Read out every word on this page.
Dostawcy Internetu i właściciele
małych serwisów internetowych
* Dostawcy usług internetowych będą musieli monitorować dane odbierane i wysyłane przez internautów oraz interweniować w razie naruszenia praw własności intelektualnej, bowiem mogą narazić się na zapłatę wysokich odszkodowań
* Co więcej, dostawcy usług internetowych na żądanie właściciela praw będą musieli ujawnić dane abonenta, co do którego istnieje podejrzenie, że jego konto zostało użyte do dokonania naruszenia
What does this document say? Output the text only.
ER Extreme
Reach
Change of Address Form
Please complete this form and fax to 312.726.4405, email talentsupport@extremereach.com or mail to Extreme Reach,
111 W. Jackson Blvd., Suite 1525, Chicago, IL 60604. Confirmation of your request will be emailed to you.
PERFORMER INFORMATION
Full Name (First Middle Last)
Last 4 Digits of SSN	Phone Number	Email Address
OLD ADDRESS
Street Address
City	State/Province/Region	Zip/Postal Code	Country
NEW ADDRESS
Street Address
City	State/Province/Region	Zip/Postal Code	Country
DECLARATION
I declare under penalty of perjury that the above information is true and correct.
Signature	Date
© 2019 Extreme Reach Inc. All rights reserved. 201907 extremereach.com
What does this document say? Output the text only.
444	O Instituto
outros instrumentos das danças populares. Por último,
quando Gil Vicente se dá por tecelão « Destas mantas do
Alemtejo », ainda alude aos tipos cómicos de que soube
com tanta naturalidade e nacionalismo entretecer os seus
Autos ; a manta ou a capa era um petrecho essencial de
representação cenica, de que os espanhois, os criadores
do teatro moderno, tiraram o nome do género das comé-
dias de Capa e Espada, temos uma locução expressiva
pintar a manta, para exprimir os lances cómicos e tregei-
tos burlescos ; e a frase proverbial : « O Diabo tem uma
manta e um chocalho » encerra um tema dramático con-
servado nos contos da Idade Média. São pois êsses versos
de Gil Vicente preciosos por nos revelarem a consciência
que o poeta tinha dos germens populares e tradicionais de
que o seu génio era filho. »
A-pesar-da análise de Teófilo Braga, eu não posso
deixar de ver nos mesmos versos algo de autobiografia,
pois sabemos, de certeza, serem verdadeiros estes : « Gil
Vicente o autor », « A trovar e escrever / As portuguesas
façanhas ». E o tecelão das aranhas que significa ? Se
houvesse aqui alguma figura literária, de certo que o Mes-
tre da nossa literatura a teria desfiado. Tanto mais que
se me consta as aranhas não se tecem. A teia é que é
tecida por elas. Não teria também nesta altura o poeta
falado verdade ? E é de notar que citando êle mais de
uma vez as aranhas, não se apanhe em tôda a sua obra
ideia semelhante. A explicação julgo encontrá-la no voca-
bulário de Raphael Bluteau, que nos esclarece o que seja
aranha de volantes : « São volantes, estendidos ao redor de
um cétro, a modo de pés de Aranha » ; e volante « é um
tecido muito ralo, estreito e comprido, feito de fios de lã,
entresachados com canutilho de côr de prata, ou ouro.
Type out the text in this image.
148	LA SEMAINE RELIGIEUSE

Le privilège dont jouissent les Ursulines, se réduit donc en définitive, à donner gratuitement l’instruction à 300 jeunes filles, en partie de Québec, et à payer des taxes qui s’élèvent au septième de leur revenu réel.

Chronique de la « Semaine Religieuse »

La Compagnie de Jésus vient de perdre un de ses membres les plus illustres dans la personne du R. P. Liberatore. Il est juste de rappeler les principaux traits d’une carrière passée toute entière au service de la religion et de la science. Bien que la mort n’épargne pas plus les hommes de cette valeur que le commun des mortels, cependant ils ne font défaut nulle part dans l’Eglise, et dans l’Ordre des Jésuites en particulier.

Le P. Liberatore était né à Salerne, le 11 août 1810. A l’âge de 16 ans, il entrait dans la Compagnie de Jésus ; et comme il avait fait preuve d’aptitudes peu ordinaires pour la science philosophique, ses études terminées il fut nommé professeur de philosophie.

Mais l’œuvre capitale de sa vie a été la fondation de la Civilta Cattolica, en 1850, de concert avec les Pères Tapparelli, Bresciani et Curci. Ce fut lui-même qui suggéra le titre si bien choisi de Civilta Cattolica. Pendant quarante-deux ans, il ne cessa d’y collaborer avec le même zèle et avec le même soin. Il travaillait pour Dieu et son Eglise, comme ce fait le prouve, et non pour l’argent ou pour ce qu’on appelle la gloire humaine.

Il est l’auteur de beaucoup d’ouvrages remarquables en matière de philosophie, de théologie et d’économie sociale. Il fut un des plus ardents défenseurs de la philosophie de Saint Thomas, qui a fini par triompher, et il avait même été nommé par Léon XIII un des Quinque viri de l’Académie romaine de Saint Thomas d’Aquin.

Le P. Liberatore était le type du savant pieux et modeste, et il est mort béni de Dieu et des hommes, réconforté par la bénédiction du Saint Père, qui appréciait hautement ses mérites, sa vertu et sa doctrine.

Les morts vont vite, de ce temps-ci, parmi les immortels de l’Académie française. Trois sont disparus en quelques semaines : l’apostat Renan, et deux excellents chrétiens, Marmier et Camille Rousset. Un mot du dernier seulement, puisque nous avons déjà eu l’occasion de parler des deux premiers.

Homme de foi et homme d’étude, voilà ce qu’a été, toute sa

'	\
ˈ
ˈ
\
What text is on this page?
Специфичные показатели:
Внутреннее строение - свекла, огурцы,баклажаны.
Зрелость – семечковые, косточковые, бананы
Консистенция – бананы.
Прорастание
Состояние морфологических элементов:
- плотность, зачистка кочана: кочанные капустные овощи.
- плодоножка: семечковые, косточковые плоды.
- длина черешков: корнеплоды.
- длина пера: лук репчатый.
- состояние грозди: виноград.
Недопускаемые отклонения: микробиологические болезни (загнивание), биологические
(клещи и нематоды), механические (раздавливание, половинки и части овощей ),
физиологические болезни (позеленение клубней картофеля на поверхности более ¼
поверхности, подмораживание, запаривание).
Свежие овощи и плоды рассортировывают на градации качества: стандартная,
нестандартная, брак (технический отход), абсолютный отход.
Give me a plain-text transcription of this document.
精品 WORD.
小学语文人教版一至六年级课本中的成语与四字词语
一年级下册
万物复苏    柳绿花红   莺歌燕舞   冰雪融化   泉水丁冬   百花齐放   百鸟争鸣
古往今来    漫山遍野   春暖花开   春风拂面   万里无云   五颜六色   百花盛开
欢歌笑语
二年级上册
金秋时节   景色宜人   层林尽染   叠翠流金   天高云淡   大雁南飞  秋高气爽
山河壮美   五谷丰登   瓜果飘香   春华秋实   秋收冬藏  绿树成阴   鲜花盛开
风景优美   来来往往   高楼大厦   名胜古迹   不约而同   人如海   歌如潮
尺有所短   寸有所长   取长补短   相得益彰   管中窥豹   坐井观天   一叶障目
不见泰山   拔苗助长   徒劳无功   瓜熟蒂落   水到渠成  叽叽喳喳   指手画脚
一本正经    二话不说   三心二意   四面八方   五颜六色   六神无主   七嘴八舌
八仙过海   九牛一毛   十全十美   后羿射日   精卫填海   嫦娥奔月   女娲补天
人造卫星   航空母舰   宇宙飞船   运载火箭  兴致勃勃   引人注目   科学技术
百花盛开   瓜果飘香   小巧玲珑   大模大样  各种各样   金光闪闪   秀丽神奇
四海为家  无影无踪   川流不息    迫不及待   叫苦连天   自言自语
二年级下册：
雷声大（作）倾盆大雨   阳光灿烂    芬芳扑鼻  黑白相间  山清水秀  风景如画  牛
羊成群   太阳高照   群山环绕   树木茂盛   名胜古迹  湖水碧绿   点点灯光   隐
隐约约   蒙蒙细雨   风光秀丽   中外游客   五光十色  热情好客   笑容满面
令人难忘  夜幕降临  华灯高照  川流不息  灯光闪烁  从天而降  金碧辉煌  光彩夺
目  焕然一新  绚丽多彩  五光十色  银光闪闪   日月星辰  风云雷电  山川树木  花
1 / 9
■ ■ ■ ■ ■ ■ ■
→ **Your objective**: Pick each line holding the word "名胜古迹" out of the data and copy it.

→ **Solution to this exercise**:
风景优美   来来往往   高楼大厦   名胜古迹   不约而同   人如海   歌如潮
羊成群   太阳高照   群山环绕   树木茂盛   名胜古迹  湖水碧绿   点点灯光   隐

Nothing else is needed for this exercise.